Task: Comb through the entries for "Green" and pull out each line that holds it.

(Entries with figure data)
==*==

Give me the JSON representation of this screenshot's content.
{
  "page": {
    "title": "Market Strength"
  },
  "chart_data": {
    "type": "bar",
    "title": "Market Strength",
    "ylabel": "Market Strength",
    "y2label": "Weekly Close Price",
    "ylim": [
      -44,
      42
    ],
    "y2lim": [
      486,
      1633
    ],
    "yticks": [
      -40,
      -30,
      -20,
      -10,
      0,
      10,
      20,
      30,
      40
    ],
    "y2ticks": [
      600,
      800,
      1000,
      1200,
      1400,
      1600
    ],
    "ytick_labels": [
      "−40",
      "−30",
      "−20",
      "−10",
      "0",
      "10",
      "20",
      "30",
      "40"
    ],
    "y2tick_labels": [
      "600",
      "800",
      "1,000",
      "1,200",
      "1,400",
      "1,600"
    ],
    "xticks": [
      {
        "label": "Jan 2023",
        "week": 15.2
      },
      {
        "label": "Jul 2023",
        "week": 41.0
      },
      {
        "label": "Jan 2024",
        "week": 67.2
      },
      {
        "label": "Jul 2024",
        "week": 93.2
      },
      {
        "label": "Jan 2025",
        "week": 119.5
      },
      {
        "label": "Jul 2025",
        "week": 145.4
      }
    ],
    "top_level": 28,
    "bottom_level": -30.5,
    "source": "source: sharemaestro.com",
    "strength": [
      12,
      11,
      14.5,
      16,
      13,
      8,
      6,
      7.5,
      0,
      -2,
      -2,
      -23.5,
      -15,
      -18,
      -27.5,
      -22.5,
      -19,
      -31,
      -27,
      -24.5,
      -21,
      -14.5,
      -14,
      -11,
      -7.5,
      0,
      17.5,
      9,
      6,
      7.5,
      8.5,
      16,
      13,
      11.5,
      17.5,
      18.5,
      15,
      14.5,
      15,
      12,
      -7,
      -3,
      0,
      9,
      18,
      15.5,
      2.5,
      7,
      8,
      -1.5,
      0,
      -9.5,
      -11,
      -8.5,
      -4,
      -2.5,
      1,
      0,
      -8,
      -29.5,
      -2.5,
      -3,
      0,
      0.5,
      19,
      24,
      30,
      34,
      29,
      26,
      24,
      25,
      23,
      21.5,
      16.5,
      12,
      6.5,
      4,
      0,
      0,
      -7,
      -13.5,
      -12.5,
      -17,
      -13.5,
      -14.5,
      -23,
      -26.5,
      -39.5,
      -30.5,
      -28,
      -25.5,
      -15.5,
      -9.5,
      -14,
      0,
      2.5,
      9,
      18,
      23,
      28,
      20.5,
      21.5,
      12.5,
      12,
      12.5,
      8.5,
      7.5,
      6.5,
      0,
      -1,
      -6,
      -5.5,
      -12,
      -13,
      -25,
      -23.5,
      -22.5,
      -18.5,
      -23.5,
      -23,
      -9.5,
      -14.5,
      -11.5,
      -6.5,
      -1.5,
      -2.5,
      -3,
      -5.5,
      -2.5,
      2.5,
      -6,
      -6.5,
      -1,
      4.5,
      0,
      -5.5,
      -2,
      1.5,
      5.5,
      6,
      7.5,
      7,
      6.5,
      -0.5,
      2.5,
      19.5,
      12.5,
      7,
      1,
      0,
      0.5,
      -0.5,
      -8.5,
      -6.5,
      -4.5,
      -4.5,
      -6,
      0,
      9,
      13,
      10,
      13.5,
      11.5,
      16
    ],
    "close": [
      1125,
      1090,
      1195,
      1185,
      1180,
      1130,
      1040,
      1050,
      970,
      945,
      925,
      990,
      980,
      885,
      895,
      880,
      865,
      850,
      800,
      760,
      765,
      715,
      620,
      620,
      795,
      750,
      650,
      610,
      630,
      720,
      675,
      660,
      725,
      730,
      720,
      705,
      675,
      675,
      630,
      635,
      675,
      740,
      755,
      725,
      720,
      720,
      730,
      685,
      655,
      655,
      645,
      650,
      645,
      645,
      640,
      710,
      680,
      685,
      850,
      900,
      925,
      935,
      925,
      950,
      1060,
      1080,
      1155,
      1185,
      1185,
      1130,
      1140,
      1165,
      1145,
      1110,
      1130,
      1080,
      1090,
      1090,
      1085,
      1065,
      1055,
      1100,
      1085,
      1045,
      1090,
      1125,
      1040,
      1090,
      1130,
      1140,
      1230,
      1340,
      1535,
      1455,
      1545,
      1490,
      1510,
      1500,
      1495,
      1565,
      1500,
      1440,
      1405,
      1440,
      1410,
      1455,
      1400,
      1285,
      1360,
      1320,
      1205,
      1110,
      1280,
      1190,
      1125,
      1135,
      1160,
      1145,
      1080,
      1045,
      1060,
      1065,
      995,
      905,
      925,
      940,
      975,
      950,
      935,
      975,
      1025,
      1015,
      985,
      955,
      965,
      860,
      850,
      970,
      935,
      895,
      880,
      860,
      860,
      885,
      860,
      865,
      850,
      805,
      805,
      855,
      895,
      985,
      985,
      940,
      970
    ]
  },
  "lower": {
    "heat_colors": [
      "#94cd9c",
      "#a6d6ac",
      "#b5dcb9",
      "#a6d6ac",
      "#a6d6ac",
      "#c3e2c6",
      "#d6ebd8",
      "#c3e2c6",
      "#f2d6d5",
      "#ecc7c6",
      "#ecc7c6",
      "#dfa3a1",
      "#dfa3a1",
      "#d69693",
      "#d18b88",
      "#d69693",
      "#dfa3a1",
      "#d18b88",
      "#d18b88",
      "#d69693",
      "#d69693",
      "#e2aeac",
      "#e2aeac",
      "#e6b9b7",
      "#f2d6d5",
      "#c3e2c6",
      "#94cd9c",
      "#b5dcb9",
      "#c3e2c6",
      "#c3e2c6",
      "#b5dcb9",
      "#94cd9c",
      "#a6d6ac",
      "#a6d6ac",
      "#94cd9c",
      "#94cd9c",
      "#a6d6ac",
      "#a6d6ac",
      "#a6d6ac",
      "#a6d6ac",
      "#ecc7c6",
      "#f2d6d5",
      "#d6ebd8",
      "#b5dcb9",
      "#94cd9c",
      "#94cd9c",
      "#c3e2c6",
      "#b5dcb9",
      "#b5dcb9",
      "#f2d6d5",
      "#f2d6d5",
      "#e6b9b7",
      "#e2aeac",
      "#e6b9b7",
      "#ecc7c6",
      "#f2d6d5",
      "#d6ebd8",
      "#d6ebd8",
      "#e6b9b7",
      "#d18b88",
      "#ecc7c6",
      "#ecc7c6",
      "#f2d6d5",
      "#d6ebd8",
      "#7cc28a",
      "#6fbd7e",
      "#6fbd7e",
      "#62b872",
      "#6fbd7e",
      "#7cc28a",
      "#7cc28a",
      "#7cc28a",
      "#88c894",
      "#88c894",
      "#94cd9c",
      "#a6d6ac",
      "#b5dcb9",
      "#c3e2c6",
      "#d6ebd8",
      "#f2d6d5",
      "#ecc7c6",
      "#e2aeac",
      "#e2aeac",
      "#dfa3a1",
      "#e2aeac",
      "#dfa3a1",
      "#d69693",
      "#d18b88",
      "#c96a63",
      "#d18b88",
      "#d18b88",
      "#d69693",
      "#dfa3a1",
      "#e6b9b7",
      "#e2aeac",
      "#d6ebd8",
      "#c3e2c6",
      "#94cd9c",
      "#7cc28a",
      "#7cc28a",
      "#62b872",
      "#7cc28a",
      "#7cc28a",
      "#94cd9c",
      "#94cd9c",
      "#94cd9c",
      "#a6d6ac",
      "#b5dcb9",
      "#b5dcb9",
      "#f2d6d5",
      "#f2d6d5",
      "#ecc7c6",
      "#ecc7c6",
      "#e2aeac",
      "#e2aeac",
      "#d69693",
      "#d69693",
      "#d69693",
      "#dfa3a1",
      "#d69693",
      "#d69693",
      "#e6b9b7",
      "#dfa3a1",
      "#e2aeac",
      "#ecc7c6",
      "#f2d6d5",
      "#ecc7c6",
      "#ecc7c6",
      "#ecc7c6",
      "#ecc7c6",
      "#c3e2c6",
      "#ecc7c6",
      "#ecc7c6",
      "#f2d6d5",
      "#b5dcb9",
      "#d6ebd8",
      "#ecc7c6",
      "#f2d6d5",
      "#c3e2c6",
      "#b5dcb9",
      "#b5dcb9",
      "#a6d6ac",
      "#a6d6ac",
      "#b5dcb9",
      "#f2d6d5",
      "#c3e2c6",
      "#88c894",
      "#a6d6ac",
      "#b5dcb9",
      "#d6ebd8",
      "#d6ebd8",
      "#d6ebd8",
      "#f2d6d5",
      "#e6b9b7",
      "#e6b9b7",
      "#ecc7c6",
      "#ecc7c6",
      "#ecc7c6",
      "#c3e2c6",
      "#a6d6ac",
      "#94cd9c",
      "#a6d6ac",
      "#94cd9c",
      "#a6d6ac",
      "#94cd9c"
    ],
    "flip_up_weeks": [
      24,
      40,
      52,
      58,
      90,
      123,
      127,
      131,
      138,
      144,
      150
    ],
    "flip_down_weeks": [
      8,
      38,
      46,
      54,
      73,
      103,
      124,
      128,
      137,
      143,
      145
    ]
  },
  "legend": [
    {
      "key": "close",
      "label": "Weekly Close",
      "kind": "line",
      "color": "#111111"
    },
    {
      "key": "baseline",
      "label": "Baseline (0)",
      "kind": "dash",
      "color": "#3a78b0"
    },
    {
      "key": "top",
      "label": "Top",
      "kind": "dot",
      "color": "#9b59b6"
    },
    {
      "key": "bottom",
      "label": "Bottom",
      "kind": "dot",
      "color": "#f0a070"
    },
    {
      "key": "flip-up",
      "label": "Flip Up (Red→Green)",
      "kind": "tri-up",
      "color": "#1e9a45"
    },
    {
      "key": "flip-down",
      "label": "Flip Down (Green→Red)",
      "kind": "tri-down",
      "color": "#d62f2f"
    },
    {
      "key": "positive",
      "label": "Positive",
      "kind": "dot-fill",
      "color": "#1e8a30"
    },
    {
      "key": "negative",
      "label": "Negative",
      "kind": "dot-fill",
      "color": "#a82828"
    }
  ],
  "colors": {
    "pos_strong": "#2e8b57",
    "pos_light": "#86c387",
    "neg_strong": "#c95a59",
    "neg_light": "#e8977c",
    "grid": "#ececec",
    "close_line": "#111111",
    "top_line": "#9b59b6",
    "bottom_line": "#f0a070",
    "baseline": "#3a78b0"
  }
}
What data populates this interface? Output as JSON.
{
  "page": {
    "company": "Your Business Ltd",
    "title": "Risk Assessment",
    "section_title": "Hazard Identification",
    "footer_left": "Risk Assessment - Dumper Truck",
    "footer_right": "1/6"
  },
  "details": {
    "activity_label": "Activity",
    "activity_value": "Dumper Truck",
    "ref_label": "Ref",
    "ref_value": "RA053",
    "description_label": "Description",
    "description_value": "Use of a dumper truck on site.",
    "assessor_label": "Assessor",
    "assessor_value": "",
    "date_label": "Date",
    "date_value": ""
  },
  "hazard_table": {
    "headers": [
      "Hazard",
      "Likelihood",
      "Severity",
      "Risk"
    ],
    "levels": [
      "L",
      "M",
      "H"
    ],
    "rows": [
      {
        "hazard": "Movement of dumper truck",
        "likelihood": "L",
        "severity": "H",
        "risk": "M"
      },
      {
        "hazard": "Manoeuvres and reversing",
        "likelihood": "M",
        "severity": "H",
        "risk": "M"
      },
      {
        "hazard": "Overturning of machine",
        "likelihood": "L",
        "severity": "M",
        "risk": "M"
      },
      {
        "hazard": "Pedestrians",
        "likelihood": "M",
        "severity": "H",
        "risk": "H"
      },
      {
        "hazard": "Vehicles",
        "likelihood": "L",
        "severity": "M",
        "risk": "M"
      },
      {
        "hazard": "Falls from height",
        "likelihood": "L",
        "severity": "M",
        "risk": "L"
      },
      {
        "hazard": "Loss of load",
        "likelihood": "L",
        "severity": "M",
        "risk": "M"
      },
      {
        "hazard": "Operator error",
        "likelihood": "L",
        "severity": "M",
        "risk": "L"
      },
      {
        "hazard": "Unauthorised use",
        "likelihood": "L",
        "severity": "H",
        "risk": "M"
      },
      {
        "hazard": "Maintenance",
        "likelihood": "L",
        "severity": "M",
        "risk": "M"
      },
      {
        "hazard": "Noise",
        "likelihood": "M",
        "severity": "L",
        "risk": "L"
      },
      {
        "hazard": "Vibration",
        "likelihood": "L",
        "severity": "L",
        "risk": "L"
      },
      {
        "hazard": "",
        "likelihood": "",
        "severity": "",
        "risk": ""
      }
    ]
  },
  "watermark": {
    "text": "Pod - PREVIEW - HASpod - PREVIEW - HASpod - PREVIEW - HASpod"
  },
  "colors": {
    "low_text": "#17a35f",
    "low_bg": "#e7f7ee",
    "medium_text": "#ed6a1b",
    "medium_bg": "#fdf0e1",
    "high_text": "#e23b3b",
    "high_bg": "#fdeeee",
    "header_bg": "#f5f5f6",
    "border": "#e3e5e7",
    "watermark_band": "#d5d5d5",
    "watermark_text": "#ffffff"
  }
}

==*==

Answer for this exercise:
      "label": "Flip Up (Red→Green)",
      "label": "Flip Down (Green→Red)",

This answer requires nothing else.